┌─ AUSGANGSTEXT

# 2 Tage Rhein Angeln und unsere Erfolge (Niederrhein bei Neuss/Düsseldorf)



## lector (1. Oktober 2003)

Hallo Boardies,
Mein Angelkollege Marcel und ich fuhren einen Tag vorher den vermeintlichen Hotspot am Rhein suchen....naja es gab vieles was wir bei äußerst niedrigwasser fanden...Kennzeichen wo der Tüv seit 1981 abgelaufen war, Ruten von 1910 (So sahen die aufjedenfall aus) und viele Gummifische die an Steinpackungen hingen und jede menge MÜLL von SOGENNANTEN ANGLERN !!!
Am nächsten Tag fuhren wir dann für 2 tage los. 2 Tagelang mit voller montur am Rhein bei Neuss/Düsseldorf nähe der S-Bahnbrücke. Mein kleiner Bruder durfte übrigens auch mit !

└─
┌─ ÜBUNGSDATEN

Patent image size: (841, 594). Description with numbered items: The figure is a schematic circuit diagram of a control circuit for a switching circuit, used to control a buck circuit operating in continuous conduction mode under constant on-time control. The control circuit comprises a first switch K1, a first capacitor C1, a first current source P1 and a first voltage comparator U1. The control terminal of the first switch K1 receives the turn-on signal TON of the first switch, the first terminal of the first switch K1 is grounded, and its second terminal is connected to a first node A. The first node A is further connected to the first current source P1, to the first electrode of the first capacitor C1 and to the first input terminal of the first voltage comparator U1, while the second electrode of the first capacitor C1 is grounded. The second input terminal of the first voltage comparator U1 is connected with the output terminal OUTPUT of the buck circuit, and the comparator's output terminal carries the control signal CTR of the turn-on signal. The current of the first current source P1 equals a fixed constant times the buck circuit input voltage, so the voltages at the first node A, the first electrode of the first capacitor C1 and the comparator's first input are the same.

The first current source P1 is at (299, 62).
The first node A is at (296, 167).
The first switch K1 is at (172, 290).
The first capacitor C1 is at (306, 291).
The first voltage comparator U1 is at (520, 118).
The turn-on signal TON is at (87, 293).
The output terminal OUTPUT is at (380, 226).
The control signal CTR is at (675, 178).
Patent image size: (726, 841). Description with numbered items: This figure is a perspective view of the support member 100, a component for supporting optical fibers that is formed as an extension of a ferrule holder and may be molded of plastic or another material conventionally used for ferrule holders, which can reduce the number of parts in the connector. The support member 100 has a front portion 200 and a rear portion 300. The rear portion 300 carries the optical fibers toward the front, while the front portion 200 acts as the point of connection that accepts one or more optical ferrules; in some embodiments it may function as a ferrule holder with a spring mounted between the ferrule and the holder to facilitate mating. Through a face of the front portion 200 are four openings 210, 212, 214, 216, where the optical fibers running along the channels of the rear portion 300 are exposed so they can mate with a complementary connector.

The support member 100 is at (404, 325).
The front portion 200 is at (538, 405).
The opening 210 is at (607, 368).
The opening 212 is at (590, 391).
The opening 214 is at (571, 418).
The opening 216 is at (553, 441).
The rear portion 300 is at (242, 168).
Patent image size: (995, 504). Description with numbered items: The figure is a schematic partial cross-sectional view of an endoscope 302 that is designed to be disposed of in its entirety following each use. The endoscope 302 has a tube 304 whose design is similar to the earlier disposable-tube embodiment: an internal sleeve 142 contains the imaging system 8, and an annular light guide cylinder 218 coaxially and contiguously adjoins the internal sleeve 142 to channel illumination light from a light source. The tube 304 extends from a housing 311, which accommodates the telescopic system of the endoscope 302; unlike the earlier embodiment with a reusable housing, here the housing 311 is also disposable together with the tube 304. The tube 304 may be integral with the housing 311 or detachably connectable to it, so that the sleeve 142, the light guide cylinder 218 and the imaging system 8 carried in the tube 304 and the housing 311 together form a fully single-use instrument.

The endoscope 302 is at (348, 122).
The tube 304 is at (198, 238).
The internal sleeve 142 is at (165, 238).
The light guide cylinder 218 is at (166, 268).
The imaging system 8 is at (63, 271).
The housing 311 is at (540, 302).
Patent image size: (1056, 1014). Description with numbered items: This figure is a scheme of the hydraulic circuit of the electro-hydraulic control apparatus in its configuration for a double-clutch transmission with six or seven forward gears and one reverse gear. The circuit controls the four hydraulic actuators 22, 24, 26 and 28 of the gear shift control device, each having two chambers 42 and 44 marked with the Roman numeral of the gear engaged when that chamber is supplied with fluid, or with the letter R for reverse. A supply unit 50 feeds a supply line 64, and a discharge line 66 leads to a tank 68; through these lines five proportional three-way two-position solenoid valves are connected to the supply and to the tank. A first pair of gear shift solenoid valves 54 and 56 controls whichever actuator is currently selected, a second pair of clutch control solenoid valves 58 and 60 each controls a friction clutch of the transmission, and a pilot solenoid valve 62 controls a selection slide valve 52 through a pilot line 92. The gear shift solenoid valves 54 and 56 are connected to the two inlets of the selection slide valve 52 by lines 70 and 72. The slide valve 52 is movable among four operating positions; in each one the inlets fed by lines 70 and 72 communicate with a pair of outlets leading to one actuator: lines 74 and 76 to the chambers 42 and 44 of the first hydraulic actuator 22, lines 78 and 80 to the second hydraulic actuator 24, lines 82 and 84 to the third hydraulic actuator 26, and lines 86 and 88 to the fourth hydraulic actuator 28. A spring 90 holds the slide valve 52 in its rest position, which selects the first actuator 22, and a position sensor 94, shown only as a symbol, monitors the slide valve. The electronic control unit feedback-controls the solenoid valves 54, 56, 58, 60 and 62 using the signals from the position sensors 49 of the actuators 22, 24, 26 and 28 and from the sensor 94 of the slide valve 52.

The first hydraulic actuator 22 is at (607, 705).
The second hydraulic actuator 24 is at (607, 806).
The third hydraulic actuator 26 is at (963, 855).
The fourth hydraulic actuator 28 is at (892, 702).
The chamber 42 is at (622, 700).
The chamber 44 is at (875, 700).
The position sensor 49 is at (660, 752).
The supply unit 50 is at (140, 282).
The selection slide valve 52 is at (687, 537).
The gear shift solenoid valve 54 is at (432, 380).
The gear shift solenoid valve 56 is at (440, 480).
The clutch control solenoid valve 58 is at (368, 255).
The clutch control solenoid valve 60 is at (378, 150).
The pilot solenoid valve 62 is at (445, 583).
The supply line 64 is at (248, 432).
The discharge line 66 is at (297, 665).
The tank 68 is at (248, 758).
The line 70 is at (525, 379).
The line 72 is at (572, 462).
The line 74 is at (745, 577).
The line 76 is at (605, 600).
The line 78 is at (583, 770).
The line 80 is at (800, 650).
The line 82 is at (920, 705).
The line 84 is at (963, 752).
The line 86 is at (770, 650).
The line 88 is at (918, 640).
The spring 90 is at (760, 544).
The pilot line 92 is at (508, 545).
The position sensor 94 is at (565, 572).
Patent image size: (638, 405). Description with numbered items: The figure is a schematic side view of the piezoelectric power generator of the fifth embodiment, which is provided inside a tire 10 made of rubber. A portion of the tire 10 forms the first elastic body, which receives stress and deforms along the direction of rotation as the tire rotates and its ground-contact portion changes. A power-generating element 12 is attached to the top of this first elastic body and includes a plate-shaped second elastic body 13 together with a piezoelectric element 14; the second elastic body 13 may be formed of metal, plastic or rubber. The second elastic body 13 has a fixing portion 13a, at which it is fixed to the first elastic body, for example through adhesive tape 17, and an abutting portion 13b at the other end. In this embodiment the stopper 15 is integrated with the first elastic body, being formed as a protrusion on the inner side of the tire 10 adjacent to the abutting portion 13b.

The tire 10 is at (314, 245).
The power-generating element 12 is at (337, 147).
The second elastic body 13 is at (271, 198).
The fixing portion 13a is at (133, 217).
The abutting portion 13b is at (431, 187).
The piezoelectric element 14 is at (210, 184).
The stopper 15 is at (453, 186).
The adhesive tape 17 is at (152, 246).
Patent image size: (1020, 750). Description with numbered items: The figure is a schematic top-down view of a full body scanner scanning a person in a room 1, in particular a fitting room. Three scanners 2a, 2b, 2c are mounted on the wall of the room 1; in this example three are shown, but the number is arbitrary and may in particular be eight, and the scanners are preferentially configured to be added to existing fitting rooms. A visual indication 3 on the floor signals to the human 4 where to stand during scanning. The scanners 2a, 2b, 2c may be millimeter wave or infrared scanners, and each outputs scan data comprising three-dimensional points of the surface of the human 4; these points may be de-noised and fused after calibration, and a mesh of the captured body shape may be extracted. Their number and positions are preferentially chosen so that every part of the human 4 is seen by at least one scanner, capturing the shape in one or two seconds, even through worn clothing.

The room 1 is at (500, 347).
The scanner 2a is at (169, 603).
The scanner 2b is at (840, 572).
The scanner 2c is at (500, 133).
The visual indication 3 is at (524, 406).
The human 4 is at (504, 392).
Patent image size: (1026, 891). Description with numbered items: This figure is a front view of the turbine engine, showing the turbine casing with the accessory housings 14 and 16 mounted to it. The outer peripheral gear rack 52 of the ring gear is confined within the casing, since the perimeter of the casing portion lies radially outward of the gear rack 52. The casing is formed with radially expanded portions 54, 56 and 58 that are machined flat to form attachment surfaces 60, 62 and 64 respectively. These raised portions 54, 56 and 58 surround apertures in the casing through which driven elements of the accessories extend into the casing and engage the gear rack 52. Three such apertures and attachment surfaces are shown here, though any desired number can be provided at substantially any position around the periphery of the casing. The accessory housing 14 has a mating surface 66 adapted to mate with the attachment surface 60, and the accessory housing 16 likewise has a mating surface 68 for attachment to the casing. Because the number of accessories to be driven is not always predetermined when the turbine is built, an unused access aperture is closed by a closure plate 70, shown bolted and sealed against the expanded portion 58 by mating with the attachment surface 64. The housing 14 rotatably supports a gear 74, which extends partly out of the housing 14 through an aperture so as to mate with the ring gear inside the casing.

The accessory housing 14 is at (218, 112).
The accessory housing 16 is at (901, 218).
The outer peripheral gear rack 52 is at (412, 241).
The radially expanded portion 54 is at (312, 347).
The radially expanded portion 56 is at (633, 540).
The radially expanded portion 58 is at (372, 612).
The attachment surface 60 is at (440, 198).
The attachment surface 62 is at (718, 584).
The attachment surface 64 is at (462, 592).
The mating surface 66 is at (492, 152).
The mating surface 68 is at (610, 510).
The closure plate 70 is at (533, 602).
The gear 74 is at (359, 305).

└─

- _GESTELLTE AUFGABEN_:
- a) Tippe den Abschnitt des Ausgangstexts von „# 2 Tage Rhein“ bis „übrigens auch mit !“ wortgetreu ab.
- b) Wiederhole aus den Datensätzen die Zeilen von der Zeile mit „Patent image size: (726, 841).“ bis zur Zeile mit „The support member 100 is at (404, 325).“ unverändert, beide Zeilen eingeschlossen.
Die Datensätze haben keinerlei Bezug zum Ausgangstext.

- _ENDERGEBNISSE_:
- a)
# 2 Tage Rhein Angeln und unsere Erfolge (Niederrhein bei Neuss/Düsseldorf)



## lector (1. Oktober 2003)

Hallo Boardies,
Mein Angelkollege Marcel und ich fuhren einen Tag vorher den vermeintlichen Hotspot am Rhein suchen....naja es gab vieles was wir bei äußerst niedrigwasser fanden...Kennzeichen wo der Tüv seit 1981 abgelaufen war, Ruten von 1910 (So sahen die aufjedenfall aus) und viele Gummifische die an Steinpackungen hingen und jede menge MÜLL von SOGENNANTEN ANGLERN !!!
Am nächsten Tag fuhren wir dann für 2 tage los. 2 Tagelang mit voller montur am Rhein bei Neuss/Düsseldorf nähe der S-Bahnbrücke. Mein kleiner Bruder durfte übrigens auch mit !

- b)
Patent image size: (726, 841). Description with numbered items: This figure is a perspective view of the support member 100, a component for supporting optical fibers that is formed as an extension of a ferrule holder and may be molded of plastic or another material conventionally used for ferrule holders, which can reduce the number of parts in the connector. The support member 100 has a front portion 200 and a rear portion 300. The rear portion 300 carries the optical fibers toward the front, while the front portion 200 acts as the point of connection that accepts one or more optical ferrules; in some embodiments it may function as a ferrule holder with a spring mounted between the ferrule and the holder to facilitate mating. Through a face of the front portion 200 are four openings 210, 212, 214, 216, where the optical fibers running along the channels of the rear portion 300 are exposed so they can mate with a complementary connector.

The support member 100 is at (404, 325).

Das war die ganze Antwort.